**Exercise prompt:** From the listing below, extract every line in which the word "Shanty" appears.

[Dataset records]
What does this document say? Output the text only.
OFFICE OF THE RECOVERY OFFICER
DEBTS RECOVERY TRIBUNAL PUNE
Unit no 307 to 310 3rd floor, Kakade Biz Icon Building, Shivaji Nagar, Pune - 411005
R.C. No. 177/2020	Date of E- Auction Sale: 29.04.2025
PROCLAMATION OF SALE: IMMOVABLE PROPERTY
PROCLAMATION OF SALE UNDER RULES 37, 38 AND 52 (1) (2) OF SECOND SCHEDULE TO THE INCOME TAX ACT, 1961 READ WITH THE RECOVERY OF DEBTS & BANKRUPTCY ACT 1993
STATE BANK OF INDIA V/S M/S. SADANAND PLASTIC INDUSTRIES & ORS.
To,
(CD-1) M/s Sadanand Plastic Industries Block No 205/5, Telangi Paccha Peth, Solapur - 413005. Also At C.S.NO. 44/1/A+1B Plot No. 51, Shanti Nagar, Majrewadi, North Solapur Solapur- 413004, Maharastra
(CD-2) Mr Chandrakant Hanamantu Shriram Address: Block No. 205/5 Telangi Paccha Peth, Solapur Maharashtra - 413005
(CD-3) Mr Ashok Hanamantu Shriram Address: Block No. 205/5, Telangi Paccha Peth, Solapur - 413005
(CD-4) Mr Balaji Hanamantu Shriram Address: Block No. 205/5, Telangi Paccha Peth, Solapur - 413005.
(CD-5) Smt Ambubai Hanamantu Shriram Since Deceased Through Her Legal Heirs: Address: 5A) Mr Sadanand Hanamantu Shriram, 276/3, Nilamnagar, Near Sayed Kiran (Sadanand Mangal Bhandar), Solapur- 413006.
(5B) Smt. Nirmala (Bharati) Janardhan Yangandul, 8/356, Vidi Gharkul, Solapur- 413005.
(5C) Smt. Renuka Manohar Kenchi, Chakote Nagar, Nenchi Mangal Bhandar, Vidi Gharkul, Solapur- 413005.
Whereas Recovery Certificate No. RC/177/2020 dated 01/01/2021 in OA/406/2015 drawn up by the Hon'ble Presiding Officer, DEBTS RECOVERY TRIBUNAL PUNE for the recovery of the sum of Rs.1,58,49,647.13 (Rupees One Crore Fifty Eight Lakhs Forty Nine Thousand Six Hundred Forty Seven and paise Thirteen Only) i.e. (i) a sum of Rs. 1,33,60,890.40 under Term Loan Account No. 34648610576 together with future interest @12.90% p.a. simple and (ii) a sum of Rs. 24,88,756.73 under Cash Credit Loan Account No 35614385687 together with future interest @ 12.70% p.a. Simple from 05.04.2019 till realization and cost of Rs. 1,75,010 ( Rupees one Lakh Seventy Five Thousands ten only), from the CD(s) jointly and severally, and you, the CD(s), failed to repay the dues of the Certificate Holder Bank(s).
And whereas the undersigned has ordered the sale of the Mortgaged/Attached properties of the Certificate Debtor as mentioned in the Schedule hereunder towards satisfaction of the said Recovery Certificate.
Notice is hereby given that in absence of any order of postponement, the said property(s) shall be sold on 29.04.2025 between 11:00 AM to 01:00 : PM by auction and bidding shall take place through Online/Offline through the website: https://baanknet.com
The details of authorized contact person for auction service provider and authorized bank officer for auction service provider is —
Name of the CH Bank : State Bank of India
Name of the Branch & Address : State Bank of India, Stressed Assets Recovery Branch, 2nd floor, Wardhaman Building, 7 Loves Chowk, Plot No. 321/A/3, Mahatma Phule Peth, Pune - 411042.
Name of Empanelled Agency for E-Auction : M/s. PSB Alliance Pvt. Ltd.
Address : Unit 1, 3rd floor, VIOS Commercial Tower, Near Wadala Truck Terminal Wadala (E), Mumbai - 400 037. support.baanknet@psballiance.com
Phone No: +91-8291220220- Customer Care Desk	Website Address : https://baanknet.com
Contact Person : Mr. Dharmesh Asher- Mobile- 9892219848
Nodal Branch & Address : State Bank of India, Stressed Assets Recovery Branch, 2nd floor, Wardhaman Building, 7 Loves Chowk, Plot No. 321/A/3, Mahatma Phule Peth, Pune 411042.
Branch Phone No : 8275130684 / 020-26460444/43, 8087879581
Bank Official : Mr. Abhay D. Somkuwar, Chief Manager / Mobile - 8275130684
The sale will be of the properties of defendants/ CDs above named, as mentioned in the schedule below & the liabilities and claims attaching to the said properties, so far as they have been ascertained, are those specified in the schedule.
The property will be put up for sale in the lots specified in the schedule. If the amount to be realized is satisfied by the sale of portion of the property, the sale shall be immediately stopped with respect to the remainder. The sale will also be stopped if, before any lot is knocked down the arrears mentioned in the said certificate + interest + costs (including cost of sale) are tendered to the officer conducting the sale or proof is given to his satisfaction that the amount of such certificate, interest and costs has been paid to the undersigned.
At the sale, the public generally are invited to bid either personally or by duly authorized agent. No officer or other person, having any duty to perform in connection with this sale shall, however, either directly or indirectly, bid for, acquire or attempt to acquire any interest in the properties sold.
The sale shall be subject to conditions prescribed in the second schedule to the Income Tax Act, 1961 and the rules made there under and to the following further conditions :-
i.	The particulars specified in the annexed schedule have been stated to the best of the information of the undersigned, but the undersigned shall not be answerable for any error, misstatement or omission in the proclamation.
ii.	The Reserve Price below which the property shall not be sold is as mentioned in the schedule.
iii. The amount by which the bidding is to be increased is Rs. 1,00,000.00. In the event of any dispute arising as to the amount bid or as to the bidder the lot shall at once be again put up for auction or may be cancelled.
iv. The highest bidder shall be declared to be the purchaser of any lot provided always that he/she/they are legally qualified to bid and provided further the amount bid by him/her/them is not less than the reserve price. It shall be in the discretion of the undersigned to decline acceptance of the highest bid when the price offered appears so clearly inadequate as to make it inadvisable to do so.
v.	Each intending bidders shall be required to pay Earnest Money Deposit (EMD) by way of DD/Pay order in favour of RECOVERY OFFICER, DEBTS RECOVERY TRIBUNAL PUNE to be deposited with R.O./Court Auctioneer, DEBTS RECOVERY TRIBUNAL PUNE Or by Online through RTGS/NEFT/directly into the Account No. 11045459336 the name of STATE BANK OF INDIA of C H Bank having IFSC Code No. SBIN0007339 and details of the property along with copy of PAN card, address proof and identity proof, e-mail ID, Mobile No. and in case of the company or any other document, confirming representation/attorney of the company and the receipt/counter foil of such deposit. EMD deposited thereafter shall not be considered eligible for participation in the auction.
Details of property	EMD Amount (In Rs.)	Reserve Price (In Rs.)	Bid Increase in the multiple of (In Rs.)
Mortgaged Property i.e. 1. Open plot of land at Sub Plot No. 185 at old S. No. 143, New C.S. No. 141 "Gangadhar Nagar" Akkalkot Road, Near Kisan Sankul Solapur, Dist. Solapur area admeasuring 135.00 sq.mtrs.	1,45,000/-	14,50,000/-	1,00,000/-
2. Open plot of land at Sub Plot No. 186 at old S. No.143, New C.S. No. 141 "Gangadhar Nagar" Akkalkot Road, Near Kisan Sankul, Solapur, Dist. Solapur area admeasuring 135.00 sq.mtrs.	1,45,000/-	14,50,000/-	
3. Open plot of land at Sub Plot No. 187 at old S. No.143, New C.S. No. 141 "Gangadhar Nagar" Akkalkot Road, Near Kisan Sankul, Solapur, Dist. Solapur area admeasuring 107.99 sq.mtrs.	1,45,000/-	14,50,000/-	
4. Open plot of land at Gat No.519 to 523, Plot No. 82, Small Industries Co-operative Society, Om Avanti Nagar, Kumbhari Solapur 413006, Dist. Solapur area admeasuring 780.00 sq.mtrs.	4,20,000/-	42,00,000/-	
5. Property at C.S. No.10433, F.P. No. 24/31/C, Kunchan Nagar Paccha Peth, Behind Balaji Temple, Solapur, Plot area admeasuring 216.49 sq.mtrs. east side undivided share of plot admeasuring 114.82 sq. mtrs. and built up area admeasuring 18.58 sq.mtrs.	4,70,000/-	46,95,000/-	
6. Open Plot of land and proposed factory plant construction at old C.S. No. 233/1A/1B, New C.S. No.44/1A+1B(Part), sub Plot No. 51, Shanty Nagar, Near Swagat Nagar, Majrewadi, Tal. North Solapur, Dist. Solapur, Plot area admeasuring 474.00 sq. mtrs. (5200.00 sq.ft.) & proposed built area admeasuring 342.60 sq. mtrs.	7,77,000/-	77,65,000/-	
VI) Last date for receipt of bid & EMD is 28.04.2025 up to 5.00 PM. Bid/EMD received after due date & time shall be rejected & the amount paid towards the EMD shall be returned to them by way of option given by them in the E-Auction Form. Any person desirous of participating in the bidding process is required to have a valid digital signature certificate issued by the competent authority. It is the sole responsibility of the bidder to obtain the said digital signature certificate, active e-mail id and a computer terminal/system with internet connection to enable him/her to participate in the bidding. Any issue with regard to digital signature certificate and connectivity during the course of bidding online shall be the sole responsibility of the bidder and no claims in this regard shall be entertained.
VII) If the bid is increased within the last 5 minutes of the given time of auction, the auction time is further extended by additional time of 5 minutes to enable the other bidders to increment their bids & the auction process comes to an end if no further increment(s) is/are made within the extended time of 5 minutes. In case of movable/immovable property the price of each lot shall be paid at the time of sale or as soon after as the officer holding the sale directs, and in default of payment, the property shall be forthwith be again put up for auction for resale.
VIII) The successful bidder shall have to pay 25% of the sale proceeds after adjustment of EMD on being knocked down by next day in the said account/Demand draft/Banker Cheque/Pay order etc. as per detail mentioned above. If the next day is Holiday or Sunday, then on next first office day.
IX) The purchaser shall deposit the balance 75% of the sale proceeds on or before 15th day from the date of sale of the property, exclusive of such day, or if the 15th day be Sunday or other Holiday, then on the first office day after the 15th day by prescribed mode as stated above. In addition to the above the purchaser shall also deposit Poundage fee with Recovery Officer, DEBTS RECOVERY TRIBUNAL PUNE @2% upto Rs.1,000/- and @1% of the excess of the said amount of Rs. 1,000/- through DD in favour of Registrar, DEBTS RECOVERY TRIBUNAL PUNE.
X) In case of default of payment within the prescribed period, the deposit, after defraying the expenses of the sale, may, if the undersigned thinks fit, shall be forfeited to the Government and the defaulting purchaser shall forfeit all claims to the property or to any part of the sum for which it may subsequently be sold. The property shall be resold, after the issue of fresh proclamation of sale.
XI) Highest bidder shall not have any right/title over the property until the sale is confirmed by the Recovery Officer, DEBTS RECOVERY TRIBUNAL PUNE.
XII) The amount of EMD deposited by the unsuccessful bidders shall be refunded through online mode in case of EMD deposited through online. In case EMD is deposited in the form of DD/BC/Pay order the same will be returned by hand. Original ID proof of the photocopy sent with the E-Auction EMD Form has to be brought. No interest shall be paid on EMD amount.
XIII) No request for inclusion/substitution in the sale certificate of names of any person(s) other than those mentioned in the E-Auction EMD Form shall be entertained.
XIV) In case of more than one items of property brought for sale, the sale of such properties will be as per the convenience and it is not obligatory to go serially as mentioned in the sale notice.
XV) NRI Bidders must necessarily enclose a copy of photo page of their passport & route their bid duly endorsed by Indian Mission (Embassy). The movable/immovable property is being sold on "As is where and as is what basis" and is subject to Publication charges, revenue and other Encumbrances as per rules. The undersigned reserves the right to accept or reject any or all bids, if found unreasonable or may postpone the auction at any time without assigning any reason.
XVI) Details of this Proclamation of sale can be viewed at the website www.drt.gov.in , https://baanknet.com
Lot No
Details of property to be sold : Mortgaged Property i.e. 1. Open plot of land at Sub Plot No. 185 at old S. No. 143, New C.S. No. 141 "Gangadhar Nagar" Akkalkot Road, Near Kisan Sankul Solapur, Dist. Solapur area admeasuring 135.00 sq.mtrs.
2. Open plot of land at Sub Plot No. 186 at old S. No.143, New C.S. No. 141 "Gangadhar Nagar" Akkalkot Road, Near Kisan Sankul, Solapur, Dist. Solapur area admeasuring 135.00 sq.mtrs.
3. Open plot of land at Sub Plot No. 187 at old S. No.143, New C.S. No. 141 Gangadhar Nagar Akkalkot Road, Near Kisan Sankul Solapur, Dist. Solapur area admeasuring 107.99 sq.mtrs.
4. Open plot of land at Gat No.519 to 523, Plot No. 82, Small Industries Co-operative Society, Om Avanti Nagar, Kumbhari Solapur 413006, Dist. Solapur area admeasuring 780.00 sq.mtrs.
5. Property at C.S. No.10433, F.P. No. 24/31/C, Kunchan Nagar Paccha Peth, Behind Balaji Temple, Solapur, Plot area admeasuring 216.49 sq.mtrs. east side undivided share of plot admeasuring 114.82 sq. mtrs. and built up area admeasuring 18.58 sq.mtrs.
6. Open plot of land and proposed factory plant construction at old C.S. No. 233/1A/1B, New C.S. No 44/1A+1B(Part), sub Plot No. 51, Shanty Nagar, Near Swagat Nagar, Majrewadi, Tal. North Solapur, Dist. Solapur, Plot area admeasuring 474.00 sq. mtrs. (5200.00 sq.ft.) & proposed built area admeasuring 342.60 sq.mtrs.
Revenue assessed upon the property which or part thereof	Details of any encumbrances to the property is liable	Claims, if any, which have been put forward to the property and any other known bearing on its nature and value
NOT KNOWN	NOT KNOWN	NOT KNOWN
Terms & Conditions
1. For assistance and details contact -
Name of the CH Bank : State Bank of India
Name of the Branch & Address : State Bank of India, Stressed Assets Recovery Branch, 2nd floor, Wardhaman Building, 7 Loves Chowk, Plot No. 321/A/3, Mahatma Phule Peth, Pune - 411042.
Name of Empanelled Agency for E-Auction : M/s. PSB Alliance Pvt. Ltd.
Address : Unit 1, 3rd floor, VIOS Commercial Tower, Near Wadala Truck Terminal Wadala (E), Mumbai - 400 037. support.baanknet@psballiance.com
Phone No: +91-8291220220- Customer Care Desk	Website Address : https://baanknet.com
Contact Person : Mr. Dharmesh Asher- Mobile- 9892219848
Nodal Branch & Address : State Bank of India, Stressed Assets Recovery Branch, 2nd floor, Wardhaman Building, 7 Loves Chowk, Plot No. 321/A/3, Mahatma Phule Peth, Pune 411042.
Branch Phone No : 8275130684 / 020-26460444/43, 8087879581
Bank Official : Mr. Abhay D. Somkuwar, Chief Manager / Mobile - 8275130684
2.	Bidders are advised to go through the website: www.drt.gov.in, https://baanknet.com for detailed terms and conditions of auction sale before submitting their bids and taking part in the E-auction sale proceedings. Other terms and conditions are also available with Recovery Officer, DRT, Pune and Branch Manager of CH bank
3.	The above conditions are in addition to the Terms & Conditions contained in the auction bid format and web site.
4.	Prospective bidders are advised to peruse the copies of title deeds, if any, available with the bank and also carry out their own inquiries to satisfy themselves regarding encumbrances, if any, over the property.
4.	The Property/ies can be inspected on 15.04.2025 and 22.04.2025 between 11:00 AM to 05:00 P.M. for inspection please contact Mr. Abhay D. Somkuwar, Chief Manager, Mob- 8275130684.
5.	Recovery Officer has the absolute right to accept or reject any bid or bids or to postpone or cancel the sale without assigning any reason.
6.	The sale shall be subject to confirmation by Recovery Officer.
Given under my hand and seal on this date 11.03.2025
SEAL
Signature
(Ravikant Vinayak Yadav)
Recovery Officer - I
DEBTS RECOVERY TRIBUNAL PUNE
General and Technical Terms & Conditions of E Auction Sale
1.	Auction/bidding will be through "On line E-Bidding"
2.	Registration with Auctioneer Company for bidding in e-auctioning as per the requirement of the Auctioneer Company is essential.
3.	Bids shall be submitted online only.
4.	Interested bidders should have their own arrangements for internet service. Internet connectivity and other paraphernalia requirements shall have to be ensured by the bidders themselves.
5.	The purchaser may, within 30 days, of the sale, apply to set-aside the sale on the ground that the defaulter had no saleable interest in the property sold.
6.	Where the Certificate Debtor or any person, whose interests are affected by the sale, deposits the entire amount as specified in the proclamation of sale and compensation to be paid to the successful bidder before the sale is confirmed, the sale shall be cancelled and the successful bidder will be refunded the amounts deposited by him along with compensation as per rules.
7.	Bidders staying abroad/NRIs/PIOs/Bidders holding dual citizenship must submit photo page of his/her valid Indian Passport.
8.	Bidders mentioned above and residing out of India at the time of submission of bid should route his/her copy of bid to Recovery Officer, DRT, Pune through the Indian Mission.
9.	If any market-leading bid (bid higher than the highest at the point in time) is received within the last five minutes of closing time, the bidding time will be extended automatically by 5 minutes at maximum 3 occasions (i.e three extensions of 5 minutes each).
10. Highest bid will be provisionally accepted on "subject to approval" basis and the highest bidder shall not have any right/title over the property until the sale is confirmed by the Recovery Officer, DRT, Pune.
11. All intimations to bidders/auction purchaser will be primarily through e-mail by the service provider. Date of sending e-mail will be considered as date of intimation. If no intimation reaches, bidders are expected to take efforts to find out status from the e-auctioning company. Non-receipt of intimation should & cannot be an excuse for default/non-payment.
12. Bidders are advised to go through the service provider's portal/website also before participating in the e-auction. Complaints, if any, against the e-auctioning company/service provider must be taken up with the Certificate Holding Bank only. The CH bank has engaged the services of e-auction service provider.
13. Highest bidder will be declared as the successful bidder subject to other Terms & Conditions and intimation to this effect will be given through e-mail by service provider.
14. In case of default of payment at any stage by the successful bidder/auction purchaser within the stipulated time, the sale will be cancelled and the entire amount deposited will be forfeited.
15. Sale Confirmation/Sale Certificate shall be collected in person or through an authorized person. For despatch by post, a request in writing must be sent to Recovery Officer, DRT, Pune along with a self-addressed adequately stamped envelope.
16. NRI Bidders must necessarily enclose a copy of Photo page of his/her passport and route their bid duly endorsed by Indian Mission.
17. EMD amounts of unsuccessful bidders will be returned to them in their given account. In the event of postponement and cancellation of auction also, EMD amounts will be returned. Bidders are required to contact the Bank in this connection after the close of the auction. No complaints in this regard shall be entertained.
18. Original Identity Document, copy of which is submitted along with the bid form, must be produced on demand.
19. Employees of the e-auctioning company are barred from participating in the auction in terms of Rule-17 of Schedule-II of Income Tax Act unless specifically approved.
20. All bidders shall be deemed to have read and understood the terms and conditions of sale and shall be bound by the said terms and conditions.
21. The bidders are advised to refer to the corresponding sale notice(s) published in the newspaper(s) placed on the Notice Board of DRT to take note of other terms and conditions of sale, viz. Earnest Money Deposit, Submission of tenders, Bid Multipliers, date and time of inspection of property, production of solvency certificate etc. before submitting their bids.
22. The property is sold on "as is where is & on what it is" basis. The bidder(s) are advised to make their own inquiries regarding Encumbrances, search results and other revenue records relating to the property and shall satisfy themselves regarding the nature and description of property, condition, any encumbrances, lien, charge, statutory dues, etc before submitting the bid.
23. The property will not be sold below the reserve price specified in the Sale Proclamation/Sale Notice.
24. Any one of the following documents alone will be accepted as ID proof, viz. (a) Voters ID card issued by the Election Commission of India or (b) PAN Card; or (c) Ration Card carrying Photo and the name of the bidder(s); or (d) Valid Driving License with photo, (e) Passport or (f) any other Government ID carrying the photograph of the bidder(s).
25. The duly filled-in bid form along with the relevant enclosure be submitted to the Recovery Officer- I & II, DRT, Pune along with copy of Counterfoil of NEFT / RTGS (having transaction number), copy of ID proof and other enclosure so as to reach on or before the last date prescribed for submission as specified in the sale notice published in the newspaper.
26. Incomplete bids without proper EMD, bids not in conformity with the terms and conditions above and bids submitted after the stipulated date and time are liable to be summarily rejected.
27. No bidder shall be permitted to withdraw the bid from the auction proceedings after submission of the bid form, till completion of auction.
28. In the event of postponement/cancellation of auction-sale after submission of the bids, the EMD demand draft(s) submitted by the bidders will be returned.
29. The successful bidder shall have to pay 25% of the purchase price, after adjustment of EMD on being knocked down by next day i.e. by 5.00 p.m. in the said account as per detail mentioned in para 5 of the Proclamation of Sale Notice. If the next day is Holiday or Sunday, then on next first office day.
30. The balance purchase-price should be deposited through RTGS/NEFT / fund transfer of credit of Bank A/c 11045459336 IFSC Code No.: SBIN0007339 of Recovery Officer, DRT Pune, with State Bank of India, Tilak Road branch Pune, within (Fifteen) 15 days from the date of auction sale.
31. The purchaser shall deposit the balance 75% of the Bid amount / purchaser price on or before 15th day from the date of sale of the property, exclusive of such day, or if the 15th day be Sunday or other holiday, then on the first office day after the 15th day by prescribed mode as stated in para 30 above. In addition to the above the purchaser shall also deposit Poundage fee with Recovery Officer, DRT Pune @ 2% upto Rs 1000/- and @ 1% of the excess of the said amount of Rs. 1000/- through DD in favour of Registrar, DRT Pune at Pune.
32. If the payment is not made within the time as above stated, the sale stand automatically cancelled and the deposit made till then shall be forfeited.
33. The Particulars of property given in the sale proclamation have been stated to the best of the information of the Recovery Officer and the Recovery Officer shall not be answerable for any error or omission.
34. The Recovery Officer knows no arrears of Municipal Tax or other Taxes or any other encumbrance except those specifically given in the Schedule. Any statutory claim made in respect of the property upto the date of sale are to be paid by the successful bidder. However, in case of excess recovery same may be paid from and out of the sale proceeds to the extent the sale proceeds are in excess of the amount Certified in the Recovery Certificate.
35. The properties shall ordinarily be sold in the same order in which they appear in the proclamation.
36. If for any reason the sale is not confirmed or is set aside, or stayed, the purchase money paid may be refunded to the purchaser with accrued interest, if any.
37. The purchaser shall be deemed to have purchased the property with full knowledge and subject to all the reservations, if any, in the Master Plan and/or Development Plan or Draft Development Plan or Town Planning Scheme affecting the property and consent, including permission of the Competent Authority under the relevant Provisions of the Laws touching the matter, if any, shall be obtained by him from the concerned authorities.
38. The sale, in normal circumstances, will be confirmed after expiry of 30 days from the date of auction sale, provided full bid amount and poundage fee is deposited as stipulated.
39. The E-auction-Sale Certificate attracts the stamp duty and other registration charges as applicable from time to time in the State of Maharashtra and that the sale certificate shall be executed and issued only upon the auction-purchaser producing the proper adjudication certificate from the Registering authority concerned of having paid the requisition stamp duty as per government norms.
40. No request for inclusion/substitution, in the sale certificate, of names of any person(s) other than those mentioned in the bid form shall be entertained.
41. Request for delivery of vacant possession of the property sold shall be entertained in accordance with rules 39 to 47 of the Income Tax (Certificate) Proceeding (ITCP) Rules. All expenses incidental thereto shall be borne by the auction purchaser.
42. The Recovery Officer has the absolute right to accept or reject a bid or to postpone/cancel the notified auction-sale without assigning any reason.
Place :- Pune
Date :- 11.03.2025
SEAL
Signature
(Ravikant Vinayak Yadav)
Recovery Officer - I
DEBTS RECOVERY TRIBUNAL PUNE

**Completed exercise:**
6. Open Plot of land and proposed factory plant construction at old C.S. No. 233/1A/1B, New C.S. No.44/1A+1B(Part), sub Plot No. 51, Shanty Nagar, Near Swagat Nagar, Majrewadi, Tal. North Solapur, Dist. Solapur, Plot area admeasuring 474.00 sq. mtrs. (5200.00 sq.ft.) & proposed built area admeasuring 342.60 sq. mtrs.	7,77,000/-	77,65,000/-	
6. Open plot of land and proposed factory plant construction at old C.S. No. 233/1A/1B, New C.S. No 44/1A+1B(Part), sub Plot No. 51, Shanty Nagar, Near Swagat Nagar, Majrewadi, Tal. North Solapur, Dist. Solapur, Plot area admeasuring 474.00 sq. mtrs. (5200.00 sq.ft.) & proposed built area admeasuring 342.60 sq.mtrs.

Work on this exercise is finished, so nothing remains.